Identify and pull out each line of the entries in which "data" occurs.
________
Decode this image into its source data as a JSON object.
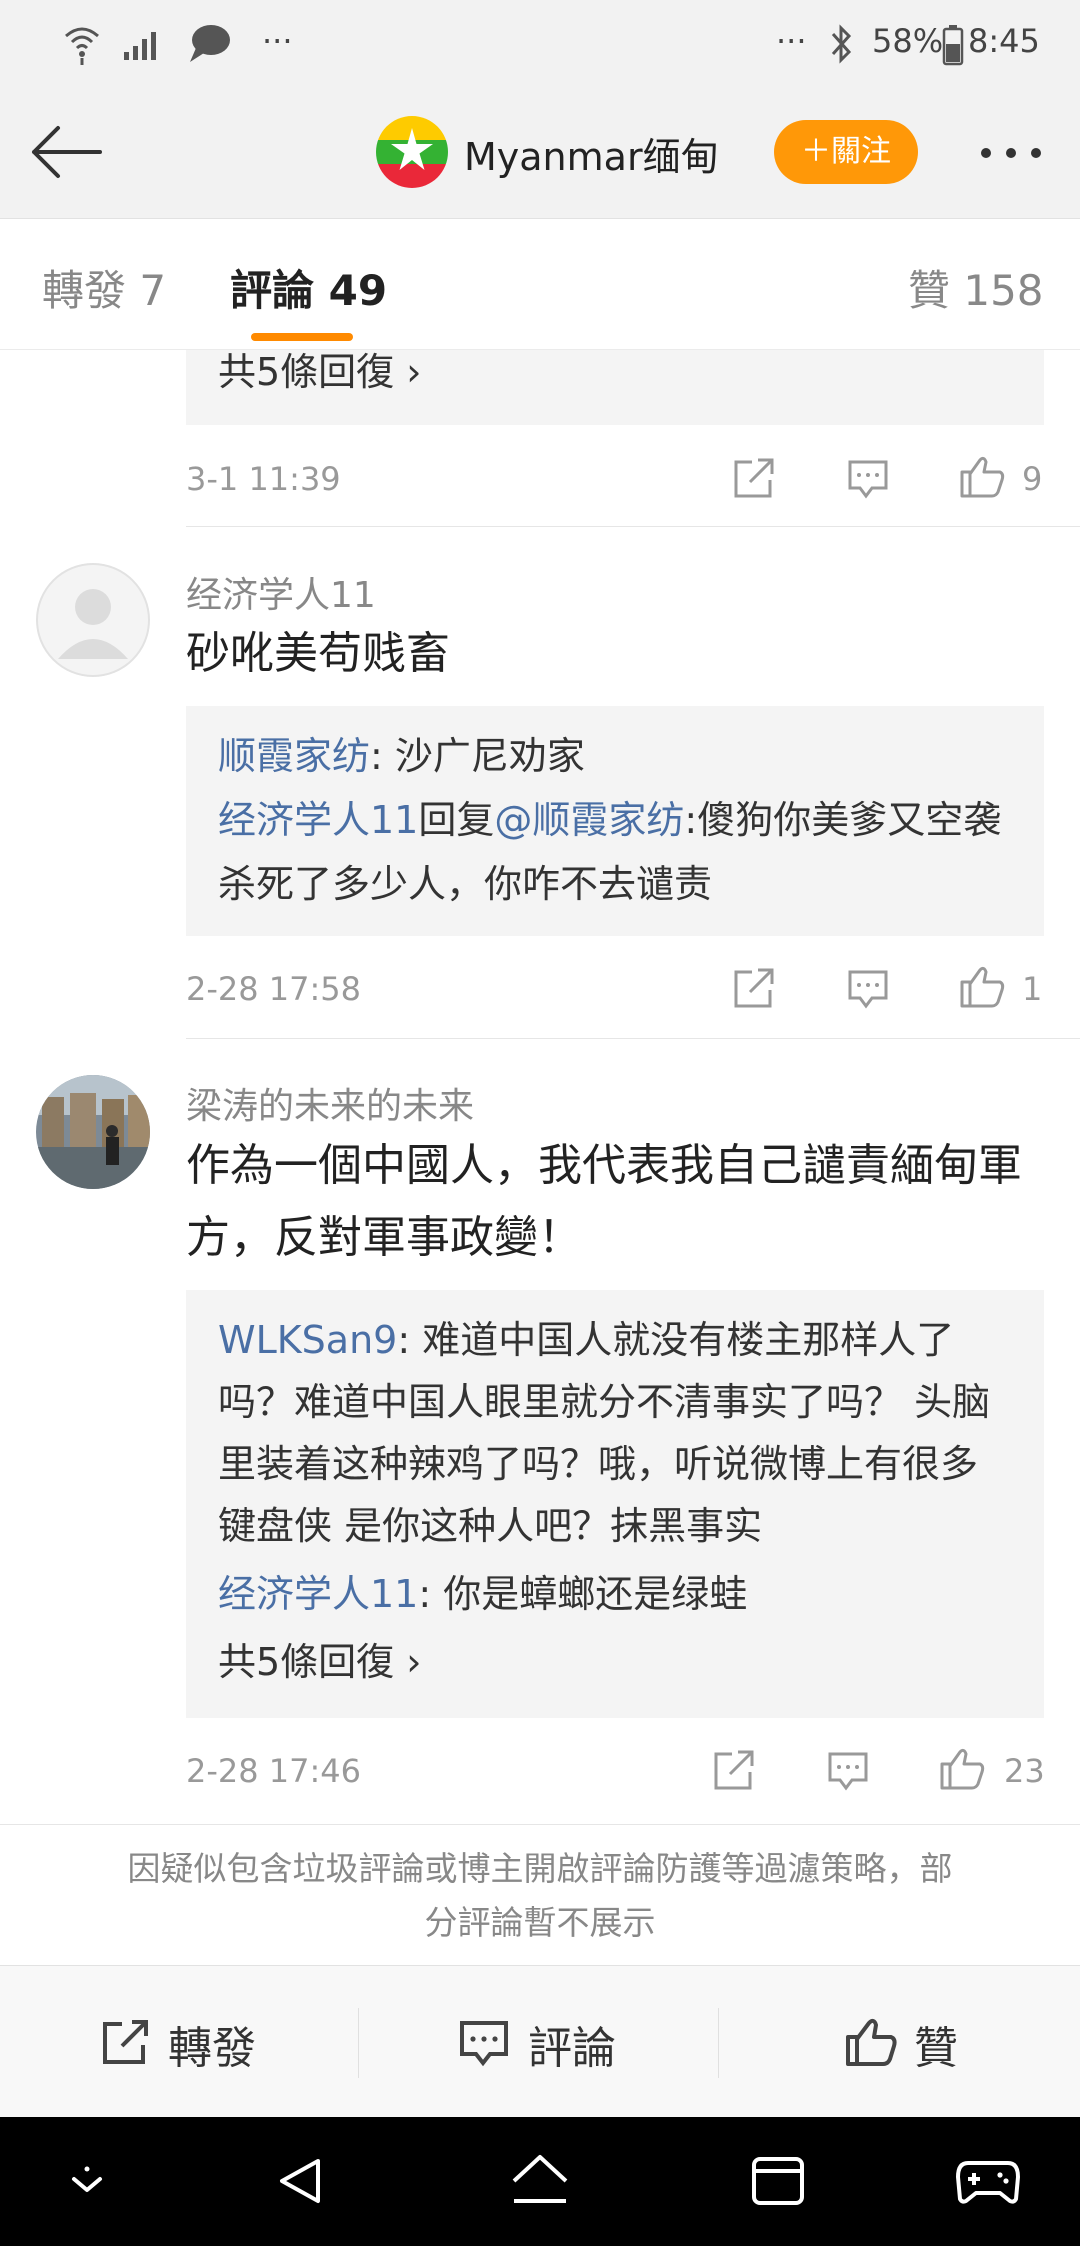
{
  "status_bar": {
    "left_dots": "···",
    "right_dots": "···",
    "battery": "58%",
    "time": "8:45"
  },
  "header": {
    "title": "Myanmar缅甸",
    "follow": "＋關注"
  },
  "tabs": [
    {
      "label": "轉發 7"
    },
    {
      "label": "評論 49"
    },
    {
      "label": "贊 158"
    }
  ],
  "comments": [
    {
      "reply_more": "共5條回復 ›",
      "time": "3-1 11:39",
      "likes": "9"
    },
    {
      "username": "经济学人11",
      "text": "砂吪美苟贱畜",
      "replies": [
        {
          "author": "顺霞家纺",
          "text": ": 沙广尼劝家"
        },
        {
          "author": "经济学人11",
          "middle": "回复",
          "mention": "@顺霞家纺",
          "text": ":傻狗你美爹又空袭",
          "cont": "杀死了多少人，你咋不去谴责"
        }
      ],
      "time": "2-28 17:58",
      "likes": "1"
    },
    {
      "username": "梁涛的未来的未来",
      "text_line1": "作為一個中國人，我代表我自己譴責緬甸軍",
      "text_line2": "方，反對軍事政變！",
      "replies": [
        {
          "author": "WLKSan9",
          "text": ": 难道中国人就没有楼主那样人了",
          "l2": "吗？难道中国人眼里就分不清事实了吗？ 头脑",
          "l3": "里装着这种辣鸡了吗？哦，听说微博上有很多",
          "l4": "键盘侠 是你这种人吧？抹黑事实"
        },
        {
          "author": "经济学人11",
          "text": ": 你是蟑螂还是绿蛙"
        }
      ],
      "reply_more": "共5條回復 ›",
      "time": "2-28 17:46",
      "likes": "23"
    }
  ],
  "notice": {
    "line1": "因疑似包含垃圾評論或博主開啟評論防護等過濾策略，部",
    "line2": "分評論暫不展示"
  },
  "bottom_bar": {
    "repost": "轉發",
    "comment": "評論",
    "like": "贊"
  },
  "colors": {
    "accent": "#ff9808",
    "link": "#4a6fa5"
  }
}
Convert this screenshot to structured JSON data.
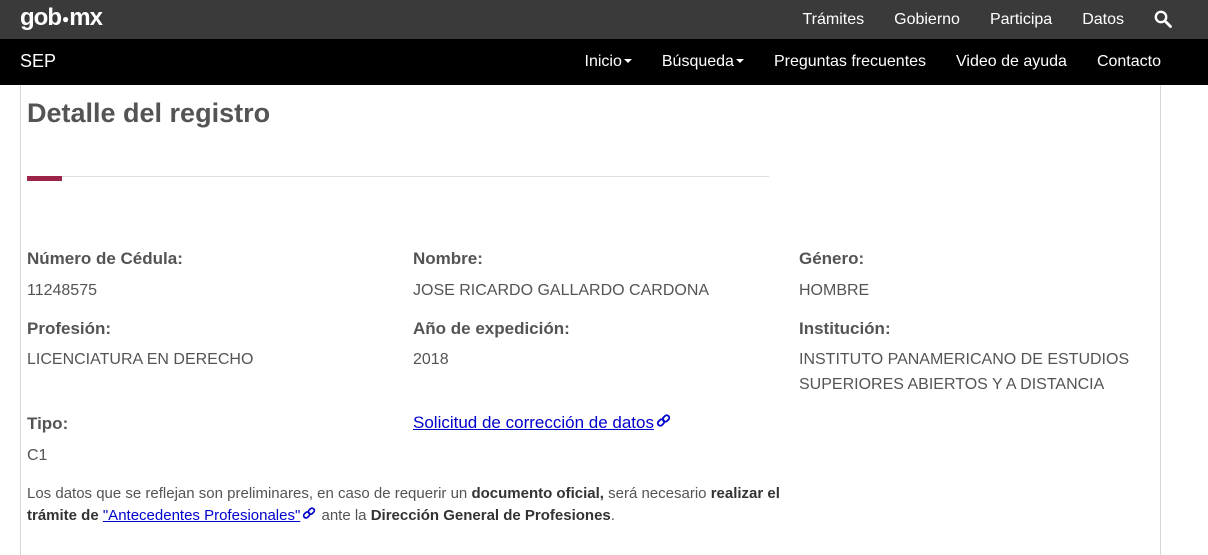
{
  "topbar": {
    "logo_left": "gob",
    "logo_right": "mx",
    "nav": [
      "Trámites",
      "Gobierno",
      "Participa",
      "Datos"
    ],
    "search_icon": "search-icon"
  },
  "sepbar": {
    "brand": "SEP",
    "nav": {
      "inicio": "Inicio",
      "busqueda": "Búsqueda",
      "faq": "Preguntas frecuentes",
      "video": "Video de ayuda",
      "contacto": "Contacto"
    }
  },
  "colors": {
    "accent": "#9d2449",
    "topbar": "#3a3a3a",
    "sepbar": "#000000",
    "link": "#0000cc"
  },
  "page": {
    "title": "Detalle del registro",
    "fields": {
      "cedula_label": "Número de Cédula:",
      "cedula_value": "11248575",
      "nombre_label": "Nombre:",
      "nombre_value": "JOSE RICARDO GALLARDO CARDONA",
      "genero_label": "Género:",
      "genero_value": "HOMBRE",
      "profesion_label": "Profesión:",
      "profesion_value": "LICENCIATURA EN DERECHO",
      "anio_label": "Año de expedición:",
      "anio_value": "2018",
      "institucion_label": "Institución:",
      "institucion_value_line1": "INSTITUTO PANAMERICANO DE ESTUDIOS",
      "institucion_value_line2": "SUPERIORES ABIERTOS Y A DISTANCIA",
      "tipo_label": "Tipo:",
      "tipo_value": "C1"
    },
    "correction_link": "Solicitud de corrección de datos",
    "footnote": {
      "part1": "Los datos que se reflejan son preliminares, en caso de requerir un ",
      "bold1": "documento oficial,",
      "part2": " será necesario ",
      "bold2": "realizar el trámite de ",
      "link": "\"Antecedentes Profesionales\"",
      "part3": " ante la ",
      "bold3": "Dirección General de Profesiones",
      "end": "."
    }
  }
}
________
## Output below:
Decode this image into its source data as a JSON object.
Convert this screenshot to structured JSON data.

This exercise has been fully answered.